┌─ Data records
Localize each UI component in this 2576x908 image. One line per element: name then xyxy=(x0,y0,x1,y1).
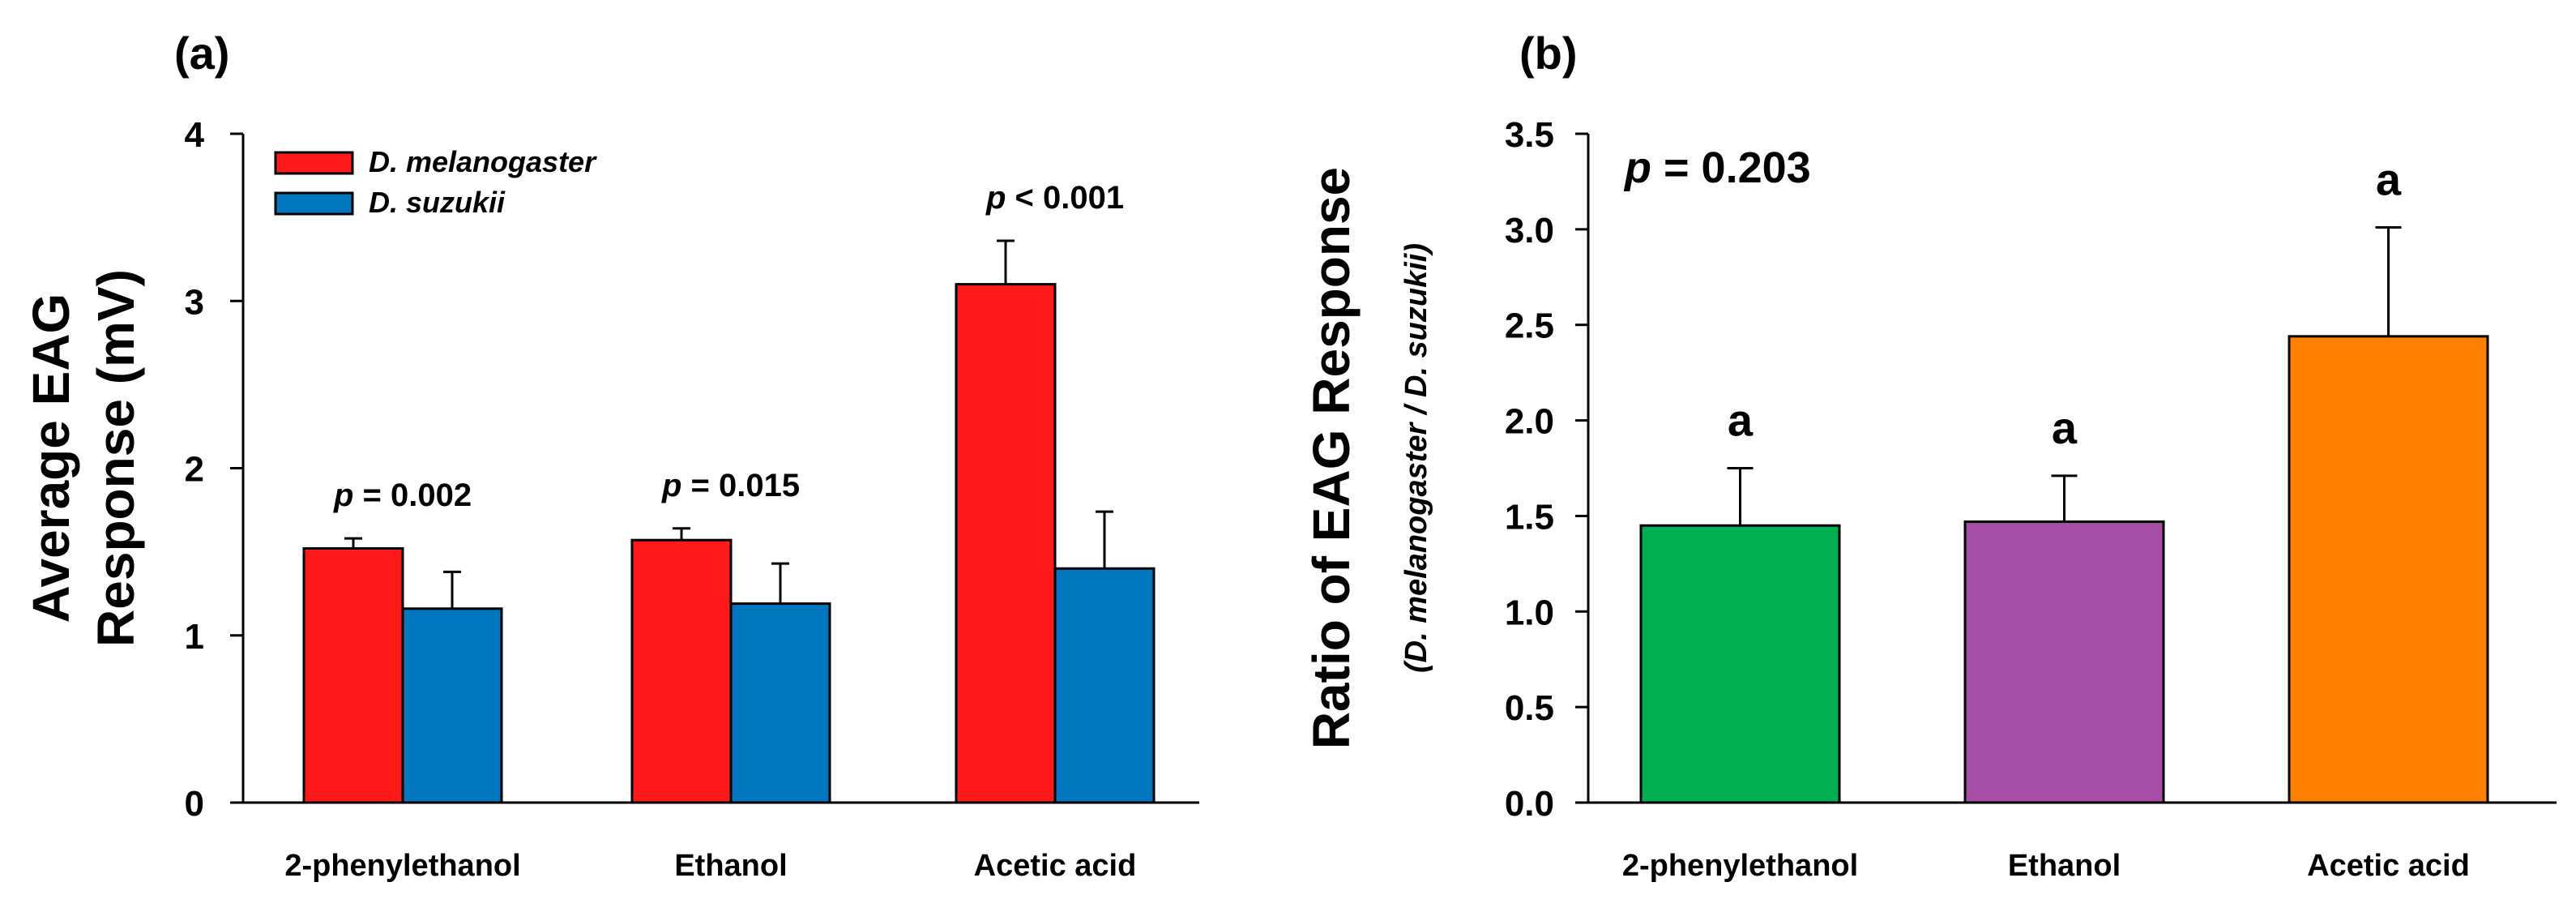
panel-b-ylabel: Ratio of EAG Response xyxy=(1302,167,1361,749)
p-rest: < 0.001 xyxy=(1006,180,1124,216)
panel-a-xtick-label: Ethanol xyxy=(674,849,787,883)
ratio-bar-1 xyxy=(1963,520,2165,804)
legend-label-0: D. melanogaster xyxy=(369,145,597,178)
panel-a-ytick-label: 3 xyxy=(185,282,204,322)
panel-b-ytick-label: 1.5 xyxy=(1505,497,1554,537)
legend: D. melanogaster D. suzukii xyxy=(274,145,597,219)
legend-swatch-0 xyxy=(274,151,354,175)
panel-b-plot: 0.0 0.5 1.0 1.5 2.0 2.5 3.0 3.5 a 2-phenylethanol… xyxy=(1505,115,2557,883)
legend-label-1: D. suzukii xyxy=(369,186,506,219)
panel-a-ylabel-line2: Response (mV) xyxy=(87,269,145,647)
panel-a-xtick-label: Acetic acid xyxy=(974,849,1137,883)
panel-b-ytick-label: 2.5 xyxy=(1505,306,1554,346)
bar-melanogaster-2 xyxy=(955,283,1057,804)
bar-melanogaster-0 xyxy=(302,547,404,804)
legend-swatch-1 xyxy=(274,191,354,216)
bar-suzukii-1 xyxy=(729,602,831,804)
p-rest: = 0.002 xyxy=(353,478,472,513)
p-italic: p xyxy=(333,478,353,513)
panel-a-ylabel-line1: Average EAG xyxy=(22,293,80,623)
panel-a-ytick-label: 2 xyxy=(185,450,204,490)
panel-b-label: (b) xyxy=(1519,28,1578,79)
panel-a-plot: 0 1 2 3 4 2-phenylethanol p = 0.002 Ethanol p = … xyxy=(185,115,1199,883)
ratio-bar-2 xyxy=(2288,335,2489,804)
p-value-annotation: p < 0.001 xyxy=(985,180,1124,216)
p-italic: p xyxy=(661,468,681,503)
p-italic: p xyxy=(985,180,1006,216)
panel-b-xtick-label: 2-phenylethanol xyxy=(1622,849,1858,883)
panel-b-p-italic: p xyxy=(1623,143,1651,192)
significance-letter: a xyxy=(1728,395,1754,446)
bar-suzukii-0 xyxy=(401,607,503,804)
panel-a-label: (a) xyxy=(174,28,229,79)
p-value-annotation: p = 0.015 xyxy=(661,468,800,503)
panel-a-ytick-label: 1 xyxy=(185,617,204,657)
panel-b-ytick-label: 3.5 xyxy=(1505,115,1554,155)
panel-b-xtick-label: Ethanol xyxy=(2008,849,2121,883)
significance-letter: a xyxy=(2376,154,2402,205)
panel-b-p-value: p = 0.203 xyxy=(1623,143,1811,192)
panel-a-ytick-label: 0 xyxy=(185,784,204,824)
panel-b-xtick-label: Acetic acid xyxy=(2307,849,2470,883)
panel-a-ytick-label: 4 xyxy=(185,115,205,155)
ratio-bar-0 xyxy=(1639,524,1841,804)
panel-b-ytick-label: 0.5 xyxy=(1505,688,1554,728)
significance-letter: a xyxy=(2052,402,2078,453)
p-value-annotation: p = 0.002 xyxy=(333,478,472,513)
panel-b-ytick-label: 1.0 xyxy=(1505,593,1554,632)
p-rest: = 0.015 xyxy=(681,468,800,503)
panel-b-ytick-label: 3.0 xyxy=(1505,211,1554,251)
panel-b-ytick-label: 0.0 xyxy=(1505,784,1554,824)
panel-b-ylabel-sub: (D. melanogaster / D. suzukii) xyxy=(1399,243,1433,673)
panel-b-p-rest: = 0.203 xyxy=(1651,143,1811,192)
bar-suzukii-2 xyxy=(1053,567,1156,804)
panel-b-ytick-label: 2.0 xyxy=(1505,402,1554,442)
panel-a-xtick-label: 2-phenylethanol xyxy=(284,849,520,883)
bar-melanogaster-1 xyxy=(630,538,733,804)
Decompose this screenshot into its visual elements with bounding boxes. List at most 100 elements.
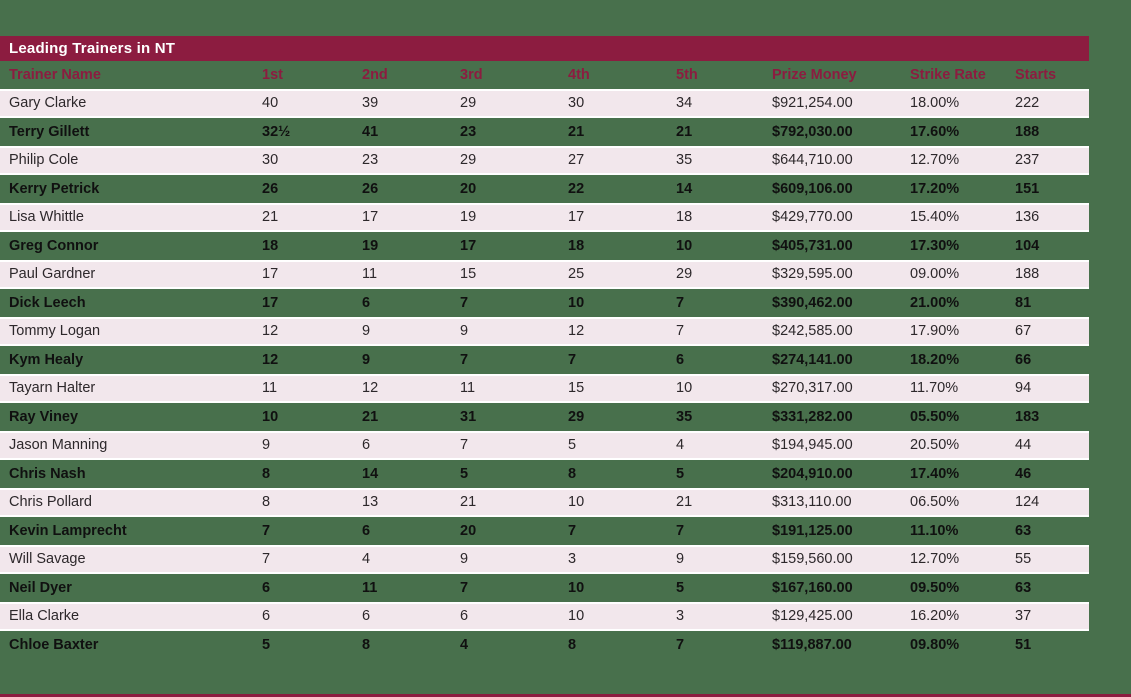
table-cell: 17 <box>568 209 585 226</box>
table-row: Philip Cole 30 23 29 27 35 $644,710.00 12.70% 23… <box>0 146 1089 175</box>
table-cell: 11 <box>262 380 278 397</box>
table-cell: 6 <box>362 437 371 454</box>
table-cell: 21 <box>262 209 279 226</box>
table-cell: 136 <box>1015 209 1040 226</box>
table-cell: 06.50% <box>910 494 960 511</box>
column-header: 5th <box>676 67 698 83</box>
table-cell: 5 <box>676 465 685 482</box>
trainer-name-cell: Chris Nash <box>9 465 86 482</box>
table-cell: 10 <box>676 237 693 254</box>
table-cell: 20 <box>460 180 477 197</box>
table-cell: 12 <box>362 380 379 397</box>
table-cell: 8 <box>262 494 271 511</box>
column-header: 1st <box>262 67 283 83</box>
table-header-row: Trainer Name 1st 2nd 3rd 4th 5th Prize Money St… <box>0 61 1089 89</box>
table-cell: 32½ <box>262 123 291 140</box>
table-cell: 7 <box>460 294 469 311</box>
table-cell: 09.80% <box>910 636 960 653</box>
table-cell: 41 <box>362 123 379 140</box>
table-cell: 30 <box>262 152 279 169</box>
table-cell: 9 <box>262 437 271 454</box>
table-cell: 188 <box>1015 266 1040 283</box>
table-cell: 35 <box>676 152 693 169</box>
table-cell: 12 <box>262 323 279 340</box>
table-cell: 11 <box>362 579 378 596</box>
table-cell: 67 <box>1015 323 1032 340</box>
table-cell: 6 <box>262 608 271 625</box>
table-cell: 31 <box>460 408 477 425</box>
table-row: Kerry Petrick 26 26 20 22 14 $609,106.00 17.20%… <box>0 175 1089 204</box>
table-cell: 14 <box>362 465 379 482</box>
table-cell: 17.20% <box>910 180 960 197</box>
table-cell: 29 <box>460 152 477 169</box>
table-row: Ray Viney 10 21 31 29 35 $331,282.00 05.50% 183 <box>0 403 1089 432</box>
table-cell: 19 <box>460 209 477 226</box>
table-row: Jason Manning 9 6 7 5 4 $194,945.00 20.50% 44 <box>0 431 1089 460</box>
table-cell: 81 <box>1015 294 1032 311</box>
page-title: Leading Trainers in NT <box>9 40 176 57</box>
table-cell: 21 <box>568 123 585 140</box>
table-row: Kevin Lamprecht 7 6 20 7 7 $191,125.00 11.10% 63 <box>0 517 1089 546</box>
column-header: 4th <box>568 67 590 83</box>
table-cell: 16.20% <box>910 608 960 625</box>
trainer-name-cell: Philip Cole <box>9 152 79 169</box>
table-row: Dick Leech 17 6 7 10 7 $390,462.00 21.00% 81 <box>0 289 1089 318</box>
table-cell: 17 <box>362 209 379 226</box>
table-cell: 10 <box>262 408 279 425</box>
column-header: 3rd <box>460 67 483 83</box>
table-cell: 10 <box>568 494 585 511</box>
table-cell: $194,945.00 <box>772 437 853 454</box>
table-cell: 46 <box>1015 465 1032 482</box>
trainer-name-cell: Tayarn Halter <box>9 380 96 397</box>
table-cell: 21 <box>676 123 693 140</box>
table-cell: 6 <box>460 608 469 625</box>
table-cell: 21 <box>676 494 693 511</box>
table-cell: 23 <box>362 152 379 169</box>
table-cell: $119,887.00 <box>772 636 852 653</box>
table-body: Gary Clarke 40 39 29 30 34 $921,254.00 18.00% 22… <box>0 89 1089 659</box>
table-cell: $609,106.00 <box>772 180 853 197</box>
table-cell: 14 <box>676 180 693 197</box>
table-cell: 8 <box>362 636 371 653</box>
table-cell: 30 <box>568 95 585 112</box>
table-cell: $921,254.00 <box>772 95 853 112</box>
table-cell: 66 <box>1015 351 1032 368</box>
table-cell: 5 <box>460 465 469 482</box>
column-header: Prize Money <box>772 67 857 83</box>
table-cell: 7 <box>460 351 469 368</box>
table-cell: 23 <box>460 123 477 140</box>
table-row: Tayarn Halter 11 12 11 15 10 $270,317.00 11.70%… <box>0 374 1089 403</box>
trainer-name-cell: Kevin Lamprecht <box>9 522 127 539</box>
table-cell: 11 <box>460 380 476 397</box>
table-cell: $331,282.00 <box>772 408 853 425</box>
table-cell: 12.70% <box>910 551 960 568</box>
table-row: Gary Clarke 40 39 29 30 34 $921,254.00 18.00% 22… <box>0 89 1089 118</box>
bottom-accent-strip <box>0 694 1131 697</box>
table-cell: 5 <box>568 437 577 454</box>
table-cell: $313,110.00 <box>772 494 852 511</box>
table-cell: 7 <box>262 522 271 539</box>
column-header: Strike Rate <box>910 67 986 83</box>
table-cell: 6 <box>362 294 371 311</box>
table-cell: $405,731.00 <box>772 237 853 254</box>
table-cell: 151 <box>1015 180 1040 197</box>
table-cell: 17.60% <box>910 123 960 140</box>
table-cell: 6 <box>362 522 371 539</box>
table-cell: 8 <box>568 636 577 653</box>
table-cell: 63 <box>1015 522 1032 539</box>
table-cell: $191,125.00 <box>772 522 853 539</box>
table-cell: 29 <box>568 408 585 425</box>
table-cell: 188 <box>1015 123 1040 140</box>
table-cell: 4 <box>676 437 685 454</box>
trainer-name-cell: Tommy Logan <box>9 323 101 340</box>
table-cell: 10 <box>568 608 585 625</box>
table-cell: $159,560.00 <box>772 551 853 568</box>
table-cell: 18.00% <box>910 95 960 112</box>
table-cell: 7 <box>262 551 271 568</box>
column-header: 2nd <box>362 67 388 83</box>
table-cell: 21 <box>460 494 477 511</box>
table-cell: 8 <box>568 465 577 482</box>
table-cell: 7 <box>460 579 469 596</box>
table-cell: 27 <box>568 152 585 169</box>
trainer-name-cell: Kym Healy <box>9 351 84 368</box>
└─
Give the lines of the listing as a numbered list, leaving out blank lines: begin at the line that has "table-cell: 17 <box>568 209 585 226</box>" and stop after the line that has "table-cell: 31 <box>460 408 477 425</box>".

1. table-cell: 17 <box>568 209 585 226</box>
2. table-row: Philip Cole 30 23 29 27 35 $644,710.00 12.70% 23… <box>0 146 1089 175</box>
3. table-cell: 11 <box>262 380 278 397</box>
4. table-cell: 6 <box>362 437 371 454</box>
5. table-cell: 21 <box>262 209 279 226</box>
6. table-cell: 136 <box>1015 209 1040 226</box>
7. table-cell: 06.50% <box>910 494 960 511</box>
8. column-header: 5th <box>676 67 698 83</box>
9. table-cell: 5 <box>676 465 685 482</box>
10. trainer-name-cell: Chris Nash <box>9 465 86 482</box>
11. table-cell: 10 <box>676 237 693 254</box>
12. table-cell: 20 <box>460 180 477 197</box>
13. table-cell: 12 <box>362 380 379 397</box>
14. table-cell: 8 <box>262 494 271 511</box>
15. column-header: 1st <box>262 67 283 83</box>
16. table-header-row: Trainer Name 1st 2nd 3rd 4th 5th Prize Money St… <box>0 61 1089 89</box>
17. table-cell: 32½ <box>262 123 291 140</box>
18. table-cell: 7 <box>460 294 469 311</box>
19. table-cell: 09.80% <box>910 636 960 653</box>
20. table-cell: 41 <box>362 123 379 140</box>
21. table-cell: 30 <box>262 152 279 169</box>
22. table-cell: 9 <box>262 437 271 454</box>
23. table-cell: 188 <box>1015 266 1040 283</box>
24. table-cell: 35 <box>676 152 693 169</box>
25. table-cell: 12 <box>262 323 279 340</box>
26. table-cell: 11 <box>362 579 378 596</box>
27. table-cell: 67 <box>1015 323 1032 340</box>
28. table-cell: 6 <box>262 608 271 625</box>
29. table-cell: 31 <box>460 408 477 425</box>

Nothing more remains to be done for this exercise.